Lines from the one containing "Output the text content of this document." through the last line of the data are to be repeated word for word, both ends included.

Dataset excerpt

----

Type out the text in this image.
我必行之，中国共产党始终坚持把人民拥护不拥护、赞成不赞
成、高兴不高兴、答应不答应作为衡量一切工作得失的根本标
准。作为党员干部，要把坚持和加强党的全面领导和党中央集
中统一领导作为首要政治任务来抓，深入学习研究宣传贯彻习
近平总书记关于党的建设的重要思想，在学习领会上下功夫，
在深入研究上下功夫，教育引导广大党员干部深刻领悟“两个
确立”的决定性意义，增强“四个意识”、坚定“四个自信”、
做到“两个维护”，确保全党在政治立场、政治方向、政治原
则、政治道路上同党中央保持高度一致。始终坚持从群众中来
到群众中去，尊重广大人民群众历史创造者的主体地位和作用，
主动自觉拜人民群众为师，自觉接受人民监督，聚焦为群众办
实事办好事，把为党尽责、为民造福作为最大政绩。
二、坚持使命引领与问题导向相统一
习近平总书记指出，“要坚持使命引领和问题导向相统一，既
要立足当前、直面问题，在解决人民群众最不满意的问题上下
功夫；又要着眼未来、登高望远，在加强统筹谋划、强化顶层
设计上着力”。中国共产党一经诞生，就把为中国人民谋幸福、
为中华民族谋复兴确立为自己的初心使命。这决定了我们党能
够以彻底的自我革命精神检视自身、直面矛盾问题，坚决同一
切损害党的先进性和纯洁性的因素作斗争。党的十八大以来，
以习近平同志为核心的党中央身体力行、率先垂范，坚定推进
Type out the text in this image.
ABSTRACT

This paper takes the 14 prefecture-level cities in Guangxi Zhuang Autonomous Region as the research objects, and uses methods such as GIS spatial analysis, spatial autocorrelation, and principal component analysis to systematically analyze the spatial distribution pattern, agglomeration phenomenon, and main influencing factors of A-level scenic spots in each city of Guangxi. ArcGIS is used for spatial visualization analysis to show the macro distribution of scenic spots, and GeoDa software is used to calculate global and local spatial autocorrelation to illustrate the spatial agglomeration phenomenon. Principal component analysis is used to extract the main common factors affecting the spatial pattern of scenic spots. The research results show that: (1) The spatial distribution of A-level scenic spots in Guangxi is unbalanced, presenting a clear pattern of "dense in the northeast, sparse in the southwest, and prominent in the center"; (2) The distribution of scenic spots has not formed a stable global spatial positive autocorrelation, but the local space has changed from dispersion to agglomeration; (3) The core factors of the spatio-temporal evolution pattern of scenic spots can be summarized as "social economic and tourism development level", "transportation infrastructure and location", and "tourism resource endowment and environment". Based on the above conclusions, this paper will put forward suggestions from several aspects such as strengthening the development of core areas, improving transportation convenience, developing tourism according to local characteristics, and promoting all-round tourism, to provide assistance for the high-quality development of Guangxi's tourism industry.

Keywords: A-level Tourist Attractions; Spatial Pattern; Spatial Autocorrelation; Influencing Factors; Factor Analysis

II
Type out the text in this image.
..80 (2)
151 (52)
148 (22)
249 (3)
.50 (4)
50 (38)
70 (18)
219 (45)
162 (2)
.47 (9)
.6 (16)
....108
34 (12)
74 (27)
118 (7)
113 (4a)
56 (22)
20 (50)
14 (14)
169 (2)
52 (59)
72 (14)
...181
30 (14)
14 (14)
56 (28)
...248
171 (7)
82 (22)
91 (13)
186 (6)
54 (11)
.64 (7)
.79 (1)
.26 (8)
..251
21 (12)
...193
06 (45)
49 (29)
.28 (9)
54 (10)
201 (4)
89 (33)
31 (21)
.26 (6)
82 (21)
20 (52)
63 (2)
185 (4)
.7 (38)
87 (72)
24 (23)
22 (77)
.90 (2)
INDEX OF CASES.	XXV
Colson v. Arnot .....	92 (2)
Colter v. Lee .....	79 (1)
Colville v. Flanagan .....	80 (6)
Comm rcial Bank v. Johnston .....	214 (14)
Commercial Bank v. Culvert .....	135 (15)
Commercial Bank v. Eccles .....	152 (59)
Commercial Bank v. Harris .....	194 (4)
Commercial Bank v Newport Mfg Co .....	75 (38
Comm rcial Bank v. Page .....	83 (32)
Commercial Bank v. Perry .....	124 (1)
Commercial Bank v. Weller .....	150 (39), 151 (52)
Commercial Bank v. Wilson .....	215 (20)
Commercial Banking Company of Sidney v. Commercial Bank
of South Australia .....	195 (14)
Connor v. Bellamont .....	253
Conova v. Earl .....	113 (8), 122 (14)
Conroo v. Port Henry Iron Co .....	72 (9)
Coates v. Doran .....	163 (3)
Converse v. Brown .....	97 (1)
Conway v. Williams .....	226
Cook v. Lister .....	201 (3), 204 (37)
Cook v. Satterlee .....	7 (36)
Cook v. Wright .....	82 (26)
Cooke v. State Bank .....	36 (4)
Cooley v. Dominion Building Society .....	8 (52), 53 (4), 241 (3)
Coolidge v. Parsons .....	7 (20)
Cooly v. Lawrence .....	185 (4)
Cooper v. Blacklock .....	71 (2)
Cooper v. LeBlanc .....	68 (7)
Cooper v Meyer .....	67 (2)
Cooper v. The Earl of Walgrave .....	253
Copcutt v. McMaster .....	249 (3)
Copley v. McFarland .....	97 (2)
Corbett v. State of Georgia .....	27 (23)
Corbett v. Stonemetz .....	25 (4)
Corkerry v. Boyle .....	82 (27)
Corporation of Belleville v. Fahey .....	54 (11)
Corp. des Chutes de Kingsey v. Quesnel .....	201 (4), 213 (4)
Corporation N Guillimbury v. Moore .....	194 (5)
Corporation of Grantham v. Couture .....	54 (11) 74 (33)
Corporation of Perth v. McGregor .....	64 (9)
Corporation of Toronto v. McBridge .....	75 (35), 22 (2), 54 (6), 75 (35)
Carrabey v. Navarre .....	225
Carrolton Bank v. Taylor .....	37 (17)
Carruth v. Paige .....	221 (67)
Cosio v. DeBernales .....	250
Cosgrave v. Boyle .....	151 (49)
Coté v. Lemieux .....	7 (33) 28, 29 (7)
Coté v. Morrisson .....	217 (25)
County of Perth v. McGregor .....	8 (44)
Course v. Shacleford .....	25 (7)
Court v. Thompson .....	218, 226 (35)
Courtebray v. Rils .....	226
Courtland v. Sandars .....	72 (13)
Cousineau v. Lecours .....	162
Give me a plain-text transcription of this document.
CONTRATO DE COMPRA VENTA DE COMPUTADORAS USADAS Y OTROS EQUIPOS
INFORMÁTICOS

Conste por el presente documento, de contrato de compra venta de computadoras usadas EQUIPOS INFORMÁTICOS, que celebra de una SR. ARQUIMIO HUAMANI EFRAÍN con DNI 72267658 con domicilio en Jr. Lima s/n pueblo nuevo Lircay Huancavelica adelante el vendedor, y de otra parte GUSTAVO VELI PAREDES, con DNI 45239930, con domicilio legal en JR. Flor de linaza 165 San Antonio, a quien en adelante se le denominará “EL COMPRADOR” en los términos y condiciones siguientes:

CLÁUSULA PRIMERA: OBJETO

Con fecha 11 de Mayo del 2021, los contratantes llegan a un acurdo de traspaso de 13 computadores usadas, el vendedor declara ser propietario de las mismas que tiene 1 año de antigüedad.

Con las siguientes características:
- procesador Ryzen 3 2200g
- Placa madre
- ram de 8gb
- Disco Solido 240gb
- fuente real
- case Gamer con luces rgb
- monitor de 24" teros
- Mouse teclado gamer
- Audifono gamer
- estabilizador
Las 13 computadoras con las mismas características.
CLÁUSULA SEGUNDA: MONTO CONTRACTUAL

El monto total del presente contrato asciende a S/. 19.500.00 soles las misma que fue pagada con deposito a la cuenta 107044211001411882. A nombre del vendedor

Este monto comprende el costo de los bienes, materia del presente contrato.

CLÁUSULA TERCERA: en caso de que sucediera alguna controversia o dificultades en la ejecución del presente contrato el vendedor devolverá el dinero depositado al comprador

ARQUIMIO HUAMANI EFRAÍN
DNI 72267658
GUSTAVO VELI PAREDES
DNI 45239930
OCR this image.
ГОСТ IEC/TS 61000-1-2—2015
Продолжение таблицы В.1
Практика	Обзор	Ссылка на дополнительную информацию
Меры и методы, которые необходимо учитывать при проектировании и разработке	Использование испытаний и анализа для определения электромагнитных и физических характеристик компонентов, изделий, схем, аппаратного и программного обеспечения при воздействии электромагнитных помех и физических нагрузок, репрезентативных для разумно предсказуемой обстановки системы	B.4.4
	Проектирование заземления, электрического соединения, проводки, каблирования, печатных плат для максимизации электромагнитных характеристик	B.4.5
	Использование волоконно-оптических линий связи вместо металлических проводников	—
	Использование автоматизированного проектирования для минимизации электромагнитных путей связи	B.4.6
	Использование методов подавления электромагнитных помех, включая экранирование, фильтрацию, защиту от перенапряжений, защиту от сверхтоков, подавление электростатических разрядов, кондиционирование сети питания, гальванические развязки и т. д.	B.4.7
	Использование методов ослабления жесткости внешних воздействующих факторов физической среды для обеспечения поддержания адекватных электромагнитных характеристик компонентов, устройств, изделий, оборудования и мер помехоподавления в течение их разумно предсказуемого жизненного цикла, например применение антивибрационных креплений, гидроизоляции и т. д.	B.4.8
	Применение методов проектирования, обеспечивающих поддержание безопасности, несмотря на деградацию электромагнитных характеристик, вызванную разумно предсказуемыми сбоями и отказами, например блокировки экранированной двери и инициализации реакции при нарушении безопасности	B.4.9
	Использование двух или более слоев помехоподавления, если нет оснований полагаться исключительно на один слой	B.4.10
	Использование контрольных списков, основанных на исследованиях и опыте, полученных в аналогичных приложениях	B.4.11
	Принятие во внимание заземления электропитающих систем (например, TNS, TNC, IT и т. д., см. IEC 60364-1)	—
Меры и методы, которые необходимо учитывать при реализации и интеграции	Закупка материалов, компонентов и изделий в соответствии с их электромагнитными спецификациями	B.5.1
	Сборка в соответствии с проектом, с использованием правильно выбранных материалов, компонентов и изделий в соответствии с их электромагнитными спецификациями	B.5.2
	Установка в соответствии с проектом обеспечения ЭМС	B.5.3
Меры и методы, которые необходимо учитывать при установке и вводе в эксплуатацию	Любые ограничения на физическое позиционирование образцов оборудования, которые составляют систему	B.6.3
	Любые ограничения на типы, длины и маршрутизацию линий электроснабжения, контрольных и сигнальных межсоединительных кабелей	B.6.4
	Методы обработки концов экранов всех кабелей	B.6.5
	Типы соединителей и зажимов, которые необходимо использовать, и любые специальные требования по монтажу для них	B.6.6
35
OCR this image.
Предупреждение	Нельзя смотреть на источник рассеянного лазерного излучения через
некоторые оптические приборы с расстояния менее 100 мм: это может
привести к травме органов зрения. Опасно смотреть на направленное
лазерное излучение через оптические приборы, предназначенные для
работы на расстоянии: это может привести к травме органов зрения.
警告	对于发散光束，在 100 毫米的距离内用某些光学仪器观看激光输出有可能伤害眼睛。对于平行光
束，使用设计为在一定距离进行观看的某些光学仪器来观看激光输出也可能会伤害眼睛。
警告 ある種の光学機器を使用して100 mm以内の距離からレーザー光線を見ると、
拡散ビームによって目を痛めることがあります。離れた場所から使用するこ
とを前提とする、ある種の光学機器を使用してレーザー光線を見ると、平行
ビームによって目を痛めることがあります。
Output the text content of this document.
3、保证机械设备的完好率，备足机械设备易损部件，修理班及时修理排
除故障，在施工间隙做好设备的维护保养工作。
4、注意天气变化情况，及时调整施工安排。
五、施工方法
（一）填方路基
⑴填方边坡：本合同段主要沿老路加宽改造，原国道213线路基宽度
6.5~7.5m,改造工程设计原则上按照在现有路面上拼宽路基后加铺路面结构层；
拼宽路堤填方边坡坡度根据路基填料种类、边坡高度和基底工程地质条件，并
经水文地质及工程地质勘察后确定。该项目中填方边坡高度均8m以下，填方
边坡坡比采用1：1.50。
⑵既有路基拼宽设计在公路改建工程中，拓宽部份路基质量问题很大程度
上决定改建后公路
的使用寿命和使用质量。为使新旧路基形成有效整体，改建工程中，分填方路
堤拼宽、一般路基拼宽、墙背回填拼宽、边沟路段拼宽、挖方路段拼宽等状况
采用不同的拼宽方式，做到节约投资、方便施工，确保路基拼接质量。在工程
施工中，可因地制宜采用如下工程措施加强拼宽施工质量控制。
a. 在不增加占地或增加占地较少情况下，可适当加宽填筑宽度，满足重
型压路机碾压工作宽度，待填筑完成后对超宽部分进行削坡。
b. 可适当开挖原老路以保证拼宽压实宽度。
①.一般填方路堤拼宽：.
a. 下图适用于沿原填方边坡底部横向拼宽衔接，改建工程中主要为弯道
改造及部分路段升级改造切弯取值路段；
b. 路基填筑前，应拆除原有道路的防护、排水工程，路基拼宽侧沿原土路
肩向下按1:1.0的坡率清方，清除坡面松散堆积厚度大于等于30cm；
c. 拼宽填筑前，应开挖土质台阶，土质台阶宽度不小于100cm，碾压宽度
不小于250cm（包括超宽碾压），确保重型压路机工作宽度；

----

[Task result]
Output the text content of this document.
3、保证机械设备的完好率，备足机械设备易损部件，修理班及时修理排
除故障，在施工间隙做好设备的维护保养工作。
4、注意天气变化情况，及时调整施工安排。
五、施工方法
（一）填方路基
⑴填方边坡：本合同段主要沿老路加宽改造，原国道213线路基宽度
6.5~7.5m,改造工程设计原则上按照在现有路面上拼宽路基后加铺路面结构层；
拼宽路堤填方边坡坡度根据路基填料种类、边坡高度和基底工程地质条件，并
经水文地质及工程地质勘察后确定。该项目中填方边坡高度均8m以下，填方
边坡坡比采用1：1.50。
⑵既有路基拼宽设计在公路改建工程中，拓宽部份路基质量问题很大程度
上决定改建后公路
的使用寿命和使用质量。为使新旧路基形成有效整体，改建工程中，分填方路
堤拼宽、一般路基拼宽、墙背回填拼宽、边沟路段拼宽、挖方路段拼宽等状况
采用不同的拼宽方式，做到节约投资、方便施工，确保路基拼接质量。在工程
施工中，可因地制宜采用如下工程措施加强拼宽施工质量控制。
a. 在不增加占地或增加占地较少情况下，可适当加宽填筑宽度，满足重
型压路机碾压工作宽度，待填筑完成后对超宽部分进行削坡。
b. 可适当开挖原老路以保证拼宽压实宽度。
①.一般填方路堤拼宽：.
a. 下图适用于沿原填方边坡底部横向拼宽衔接，改建工程中主要为弯道
改造及部分路段升级改造切弯取值路段；
b. 路基填筑前，应拆除原有道路的防护、排水工程，路基拼宽侧沿原土路
肩向下按1:1.0的坡率清方，清除坡面松散堆积厚度大于等于30cm；
c. 拼宽填筑前，应开挖土质台阶，土质台阶宽度不小于100cm，碾压宽度
不小于250cm（包括超宽碾压），确保重型压路机工作宽度；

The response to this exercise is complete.